Records from a collection of figures
********
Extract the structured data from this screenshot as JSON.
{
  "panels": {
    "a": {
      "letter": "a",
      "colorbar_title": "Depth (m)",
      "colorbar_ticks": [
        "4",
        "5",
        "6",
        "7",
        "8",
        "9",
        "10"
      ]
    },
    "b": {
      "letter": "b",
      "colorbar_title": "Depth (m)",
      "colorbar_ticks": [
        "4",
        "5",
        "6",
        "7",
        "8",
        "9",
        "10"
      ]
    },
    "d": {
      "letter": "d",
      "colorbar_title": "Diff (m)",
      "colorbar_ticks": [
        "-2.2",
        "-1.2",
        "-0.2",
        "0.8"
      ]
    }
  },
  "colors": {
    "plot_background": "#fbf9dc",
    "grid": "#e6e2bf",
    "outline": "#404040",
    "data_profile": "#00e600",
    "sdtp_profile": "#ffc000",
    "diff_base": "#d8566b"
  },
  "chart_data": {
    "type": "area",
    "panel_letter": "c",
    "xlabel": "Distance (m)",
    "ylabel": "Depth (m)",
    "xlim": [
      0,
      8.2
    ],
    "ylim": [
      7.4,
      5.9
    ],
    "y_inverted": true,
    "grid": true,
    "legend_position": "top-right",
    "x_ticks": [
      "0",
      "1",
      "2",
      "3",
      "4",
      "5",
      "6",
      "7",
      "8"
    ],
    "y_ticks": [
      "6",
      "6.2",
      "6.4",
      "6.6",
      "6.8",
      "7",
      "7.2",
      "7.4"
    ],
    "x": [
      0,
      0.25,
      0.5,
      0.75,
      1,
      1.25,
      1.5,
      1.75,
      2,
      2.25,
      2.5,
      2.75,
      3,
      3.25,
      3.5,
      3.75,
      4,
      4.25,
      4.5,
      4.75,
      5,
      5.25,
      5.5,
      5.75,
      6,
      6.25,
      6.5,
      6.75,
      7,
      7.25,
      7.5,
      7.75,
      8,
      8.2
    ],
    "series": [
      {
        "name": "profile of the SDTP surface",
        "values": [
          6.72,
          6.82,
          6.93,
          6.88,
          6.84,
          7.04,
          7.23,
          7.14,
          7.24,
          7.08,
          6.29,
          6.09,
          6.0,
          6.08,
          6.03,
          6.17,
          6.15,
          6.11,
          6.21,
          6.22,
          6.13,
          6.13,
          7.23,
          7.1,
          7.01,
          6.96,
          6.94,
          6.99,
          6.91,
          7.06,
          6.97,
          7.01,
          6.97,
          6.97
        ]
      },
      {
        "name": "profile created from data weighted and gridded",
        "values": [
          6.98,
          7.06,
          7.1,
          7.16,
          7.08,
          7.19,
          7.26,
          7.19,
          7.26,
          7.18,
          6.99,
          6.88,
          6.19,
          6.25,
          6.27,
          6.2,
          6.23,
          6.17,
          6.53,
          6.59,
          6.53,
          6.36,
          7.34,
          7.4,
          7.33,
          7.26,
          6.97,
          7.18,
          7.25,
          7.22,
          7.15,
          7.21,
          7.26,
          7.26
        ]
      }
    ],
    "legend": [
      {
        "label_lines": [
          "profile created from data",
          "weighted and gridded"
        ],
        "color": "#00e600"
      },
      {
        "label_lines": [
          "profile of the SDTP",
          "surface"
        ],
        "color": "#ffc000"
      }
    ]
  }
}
********
### Exercise
Using the material above, gather every line that includes "gridded".

### The answer
        "name": "profile created from data weighted and gridded",
          "weighted and gridded"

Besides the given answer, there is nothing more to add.